Problem to work on
What follows is a listing; restate every line of it word for word.
:::
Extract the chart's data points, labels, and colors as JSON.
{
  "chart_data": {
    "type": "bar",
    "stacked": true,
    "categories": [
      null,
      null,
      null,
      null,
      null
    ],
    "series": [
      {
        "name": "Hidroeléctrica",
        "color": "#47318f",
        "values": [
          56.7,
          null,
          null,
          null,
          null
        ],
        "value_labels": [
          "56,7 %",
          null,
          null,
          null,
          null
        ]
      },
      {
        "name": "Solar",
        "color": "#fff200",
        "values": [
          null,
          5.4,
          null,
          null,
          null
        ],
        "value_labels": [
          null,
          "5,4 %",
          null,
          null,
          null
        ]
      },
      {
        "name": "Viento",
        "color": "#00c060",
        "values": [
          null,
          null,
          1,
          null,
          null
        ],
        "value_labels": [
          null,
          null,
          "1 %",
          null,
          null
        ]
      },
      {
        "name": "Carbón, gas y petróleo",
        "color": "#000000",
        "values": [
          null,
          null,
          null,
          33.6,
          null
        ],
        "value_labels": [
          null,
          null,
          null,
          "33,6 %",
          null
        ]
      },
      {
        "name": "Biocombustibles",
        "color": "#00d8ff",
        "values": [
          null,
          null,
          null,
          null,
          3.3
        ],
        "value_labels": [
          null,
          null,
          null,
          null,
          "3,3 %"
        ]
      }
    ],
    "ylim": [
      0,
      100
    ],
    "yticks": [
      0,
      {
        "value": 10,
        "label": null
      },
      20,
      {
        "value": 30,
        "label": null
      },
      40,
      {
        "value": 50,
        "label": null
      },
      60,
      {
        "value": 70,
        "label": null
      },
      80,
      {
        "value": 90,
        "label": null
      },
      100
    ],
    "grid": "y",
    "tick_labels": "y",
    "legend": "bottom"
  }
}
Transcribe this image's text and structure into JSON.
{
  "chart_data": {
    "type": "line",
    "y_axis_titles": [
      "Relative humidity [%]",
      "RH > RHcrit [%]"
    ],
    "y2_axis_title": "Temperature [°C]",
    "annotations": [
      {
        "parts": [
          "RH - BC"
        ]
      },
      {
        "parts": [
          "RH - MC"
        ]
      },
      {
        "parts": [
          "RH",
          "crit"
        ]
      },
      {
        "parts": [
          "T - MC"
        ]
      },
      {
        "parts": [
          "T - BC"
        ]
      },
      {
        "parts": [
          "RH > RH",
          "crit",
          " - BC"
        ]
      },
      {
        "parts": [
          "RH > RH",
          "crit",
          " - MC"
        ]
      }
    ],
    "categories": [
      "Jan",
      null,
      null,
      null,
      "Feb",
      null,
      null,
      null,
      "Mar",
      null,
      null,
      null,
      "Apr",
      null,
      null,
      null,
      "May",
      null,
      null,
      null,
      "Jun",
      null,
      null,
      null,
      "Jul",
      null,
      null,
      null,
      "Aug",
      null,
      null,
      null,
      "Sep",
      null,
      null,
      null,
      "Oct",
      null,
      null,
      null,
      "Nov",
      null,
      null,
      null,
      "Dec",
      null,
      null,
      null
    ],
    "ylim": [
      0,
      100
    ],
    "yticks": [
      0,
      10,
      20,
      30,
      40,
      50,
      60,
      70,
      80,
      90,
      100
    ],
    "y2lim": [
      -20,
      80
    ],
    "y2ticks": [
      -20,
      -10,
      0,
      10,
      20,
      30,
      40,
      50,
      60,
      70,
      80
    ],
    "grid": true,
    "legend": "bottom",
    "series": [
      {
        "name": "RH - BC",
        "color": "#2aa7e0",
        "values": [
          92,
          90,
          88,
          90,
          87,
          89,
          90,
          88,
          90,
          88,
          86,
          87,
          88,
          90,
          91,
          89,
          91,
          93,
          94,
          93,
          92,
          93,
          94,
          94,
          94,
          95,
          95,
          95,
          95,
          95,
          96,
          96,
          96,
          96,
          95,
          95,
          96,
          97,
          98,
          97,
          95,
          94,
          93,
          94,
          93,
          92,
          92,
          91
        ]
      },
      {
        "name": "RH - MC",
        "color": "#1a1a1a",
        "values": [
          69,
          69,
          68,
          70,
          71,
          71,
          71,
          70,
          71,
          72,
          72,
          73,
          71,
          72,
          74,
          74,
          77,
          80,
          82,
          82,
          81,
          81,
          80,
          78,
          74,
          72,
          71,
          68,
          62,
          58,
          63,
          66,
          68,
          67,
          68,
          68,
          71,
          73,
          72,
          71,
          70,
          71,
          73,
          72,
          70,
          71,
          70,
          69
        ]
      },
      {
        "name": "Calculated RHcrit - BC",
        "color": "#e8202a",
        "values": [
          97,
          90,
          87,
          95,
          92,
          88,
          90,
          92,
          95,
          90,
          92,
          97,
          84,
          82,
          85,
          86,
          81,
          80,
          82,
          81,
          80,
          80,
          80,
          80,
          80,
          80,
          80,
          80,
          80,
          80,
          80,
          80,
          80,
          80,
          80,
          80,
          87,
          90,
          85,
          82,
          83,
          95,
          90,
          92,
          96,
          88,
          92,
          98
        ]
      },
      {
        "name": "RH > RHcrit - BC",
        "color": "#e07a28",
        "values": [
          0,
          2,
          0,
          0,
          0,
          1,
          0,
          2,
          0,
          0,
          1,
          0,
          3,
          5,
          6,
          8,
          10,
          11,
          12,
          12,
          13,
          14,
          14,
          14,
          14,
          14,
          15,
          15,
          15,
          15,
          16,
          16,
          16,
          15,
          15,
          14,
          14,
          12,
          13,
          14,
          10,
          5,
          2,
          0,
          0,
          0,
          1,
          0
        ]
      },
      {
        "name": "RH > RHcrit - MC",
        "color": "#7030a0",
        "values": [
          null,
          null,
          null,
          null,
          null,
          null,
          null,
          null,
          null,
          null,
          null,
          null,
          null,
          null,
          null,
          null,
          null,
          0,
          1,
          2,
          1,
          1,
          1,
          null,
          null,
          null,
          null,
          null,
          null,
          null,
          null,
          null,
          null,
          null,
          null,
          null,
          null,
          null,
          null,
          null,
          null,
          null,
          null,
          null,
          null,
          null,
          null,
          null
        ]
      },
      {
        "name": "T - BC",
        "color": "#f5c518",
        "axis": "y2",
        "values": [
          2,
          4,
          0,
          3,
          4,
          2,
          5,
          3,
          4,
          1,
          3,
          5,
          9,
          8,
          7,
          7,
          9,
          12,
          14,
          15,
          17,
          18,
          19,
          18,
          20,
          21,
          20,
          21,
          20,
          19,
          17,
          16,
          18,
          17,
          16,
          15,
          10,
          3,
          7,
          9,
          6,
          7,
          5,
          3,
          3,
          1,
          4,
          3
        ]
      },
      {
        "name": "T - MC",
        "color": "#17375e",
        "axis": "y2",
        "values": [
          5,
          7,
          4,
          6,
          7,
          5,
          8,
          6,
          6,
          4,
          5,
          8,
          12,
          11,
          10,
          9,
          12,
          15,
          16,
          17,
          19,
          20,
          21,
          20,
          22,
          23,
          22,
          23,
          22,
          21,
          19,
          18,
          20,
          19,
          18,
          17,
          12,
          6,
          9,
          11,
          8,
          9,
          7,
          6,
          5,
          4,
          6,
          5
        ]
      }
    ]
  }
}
:::
Result for this exercise
Extract the chart's data points, labels, and colors as JSON.
{
  "chart_data": {
    "type": "bar",
    "stacked": true,
    "categories": [
      null,
      null,
      null,
      null,
      null
    ],
    "series": [
      {
        "name": "Hidroeléctrica",
        "color": "#47318f",
        "values": [
          56.7,
          null,
          null,
          null,
          null
        ],
        "value_labels": [
          "56,7 %",
          null,
          null,
          null,
          null
        ]
      },
      {
        "name": "Solar",
        "color": "#fff200",
        "values": [
          null,
          5.4,
          null,
          null,
          null
        ],
        "value_labels": [
          null,
          "5,4 %",
          null,
          null,
          null
        ]
      },
      {
        "name": "Viento",
        "color": "#00c060",
        "values": [
          null,
          null,
          1,
          null,
          null
        ],
        "value_labels": [
          null,
          null,
          "1 %",
          null,
          null
        ]
      },
      {
        "name": "Carbón, gas y petróleo",
        "color": "#000000",
        "values": [
          null,
          null,
          null,
          33.6,
          null
        ],
        "value_labels": [
          null,
          null,
          null,
          "33,6 %",
          null
        ]
      },
      {
        "name": "Biocombustibles",
        "color": "#00d8ff",
        "values": [
          null,
          null,
          null,
          null,
          3.3
        ],
        "value_labels": [
          null,
          null,
          null,
          null,
          "3,3 %"
        ]
      }
    ],
    "ylim": [
      0,
      100
    ],
    "yticks": [
      0,
      {
        "value": 10,
        "label": null
      },
      20,
      {
        "value": 30,
        "label": null
      },
      40,
      {
        "value": 50,
        "label": null
      },
      60,
      {
        "value": 70,
        "label": null
      },
      80,
      {
        "value": 90,
        "label": null
      },
      100
    ],
    "grid": "y",
    "tick_labels": "y",
    "legend": "bottom"
  }
}
Transcribe this image's text and structure into JSON.
{
  "chart_data": {
    "type": "line",
    "y_axis_titles": [
      "Relative humidity [%]",
      "RH > RHcrit [%]"
    ],
    "y2_axis_title": "Temperature [°C]",
    "annotations": [
      {
        "parts": [
          "RH - BC"
        ]
      },
      {
        "parts": [
          "RH - MC"
        ]
      },
      {
        "parts": [
          "RH",
          "crit"
        ]
      },
      {
        "parts": [
          "T - MC"
        ]
      },
      {
        "parts": [
          "T - BC"
        ]
      },
      {
        "parts": [
          "RH > RH",
          "crit",
          " - BC"
        ]
      },
      {
        "parts": [
          "RH > RH",
          "crit",
          " - MC"
        ]
      }
    ],
    "categories": [
      "Jan",
      null,
      null,
      null,
      "Feb",
      null,
      null,
      null,
      "Mar",
      null,
      null,
      null,
      "Apr",
      null,
      null,
      null,
      "May",
      null,
      null,
      null,
      "Jun",
      null,
      null,
      null,
      "Jul",
      null,
      null,
      null,
      "Aug",
      null,
      null,
      null,
      "Sep",
      null,
      null,
      null,
      "Oct",
      null,
      null,
      null,
      "Nov",
      null,
      null,
      null,
      "Dec",
      null,
      null,
      null
    ],
    "ylim": [
      0,
      100
    ],
    "yticks": [
      0,
      10,
      20,
      30,
      40,
      50,
      60,
      70,
      80,
      90,
      100
    ],
    "y2lim": [
      -20,
      80
    ],
    "y2ticks": [
      -20,
      -10,
      0,
      10,
      20,
      30,
      40,
      50,
      60,
      70,
      80
    ],
    "grid": true,
    "legend": "bottom",
    "series": [
      {
        "name": "RH - BC",
        "color": "#2aa7e0",
        "values": [
          92,
          90,
          88,
          90,
          87,
          89,
          90,
          88,
          90,
          88,
          86,
          87,
          88,
          90,
          91,
          89,
          91,
          93,
          94,
          93,
          92,
          93,
          94,
          94,
          94,
          95,
          95,
          95,
          95,
          95,
          96,
          96,
          96,
          96,
          95,
          95,
          96,
          97,
          98,
          97,
          95,
          94,
          93,
          94,
          93,
          92,
          92,
          91
        ]
      },
      {
        "name": "RH - MC",
        "color": "#1a1a1a",
        "values": [
          69,
          69,
          68,
          70,
          71,
          71,
          71,
          70,
          71,
          72,
          72,
          73,
          71,
          72,
          74,
          74,
          77,
          80,
          82,
          82,
          81,
          81,
          80,
          78,
          74,
          72,
          71,
          68,
          62,
          58,
          63,
          66,
          68,
          67,
          68,
          68,
          71,
          73,
          72,
          71,
          70,
          71,
          73,
          72,
          70,
          71,
          70,
          69
        ]
      },
      {
        "name": "Calculated RHcrit - BC",
        "color": "#e8202a",
        "values": [
          97,
          90,
          87,
          95,
          92,
          88,
          90,
          92,
          95,
          90,
          92,
          97,
          84,
          82,
          85,
          86,
          81,
          80,
          82,
          81,
          80,
          80,
          80,
          80,
          80,
          80,
          80,
          80,
          80,
          80,
          80,
          80,
          80,
          80,
          80,
          80,
          87,
          90,
          85,
          82,
          83,
          95,
          90,
          92,
          96,
          88,
          92,
          98
        ]
      },
      {
        "name": "RH > RHcrit - BC",
        "color": "#e07a28",
        "values": [
          0,
          2,
          0,
          0,
          0,
          1,
          0,
          2,
          0,
          0,
          1,
          0,
          3,
          5,
          6,
          8,
          10,
          11,
          12,
          12,
          13,
          14,
          14,
          14,
          14,
          14,
          15,
          15,
          15,
          15,
          16,
          16,
          16,
          15,
          15,
          14,
          14,
          12,
          13,
          14,
          10,
          5,
          2,
          0,
          0,
          0,
          1,
          0
        ]
      },
      {
        "name": "RH > RHcrit - MC",
        "color": "#7030a0",
        "values": [
          null,
          null,
          null,
          null,
          null,
          null,
          null,
          null,
          null,
          null,
          null,
          null,
          null,
          null,
          null,
          null,
          null,
          0,
          1,
          2,
          1,
          1,
          1,
          null,
          null,
          null,
          null,
          null,
          null,
          null,
          null,
          null,
          null,
          null,
          null,
          null,
          null,
          null,
          null,
          null,
          null,
          null,
          null,
          null,
          null,
          null,
          null,
          null
        ]
      },
      {
        "name": "T - BC",
        "color": "#f5c518",
        "axis": "y2",
        "values": [
          2,
          4,
          0,
          3,
          4,
          2,
          5,
          3,
          4,
          1,
          3,
          5,
          9,
          8,
          7,
          7,
          9,
          12,
          14,
          15,
          17,
          18,
          19,
          18,
          20,
          21,
          20,
          21,
          20,
          19,
          17,
          16,
          18,
          17,
          16,
          15,
          10,
          3,
          7,
          9,
          6,
          7,
          5,
          3,
          3,
          1,
          4,
          3
        ]
      },
      {
        "name": "T - MC",
        "color": "#17375e",
        "axis": "y2",
        "values": [
          5,
          7,
          4,
          6,
          7,
          5,
          8,
          6,
          6,
          4,
          5,
          8,
          12,
          11,
          10,
          9,
          12,
          15,
          16,
          17,
          19,
          20,
          21,
          20,
          22,
          23,
          22,
          23,
          22,
          21,
          19,
          18,
          20,
          19,
          18,
          17,
          12,
          6,
          9,
          11,
          8,
          9,
          7,
          6,
          5,
          4,
          6,
          5
        ]
      }
    ]
  }
}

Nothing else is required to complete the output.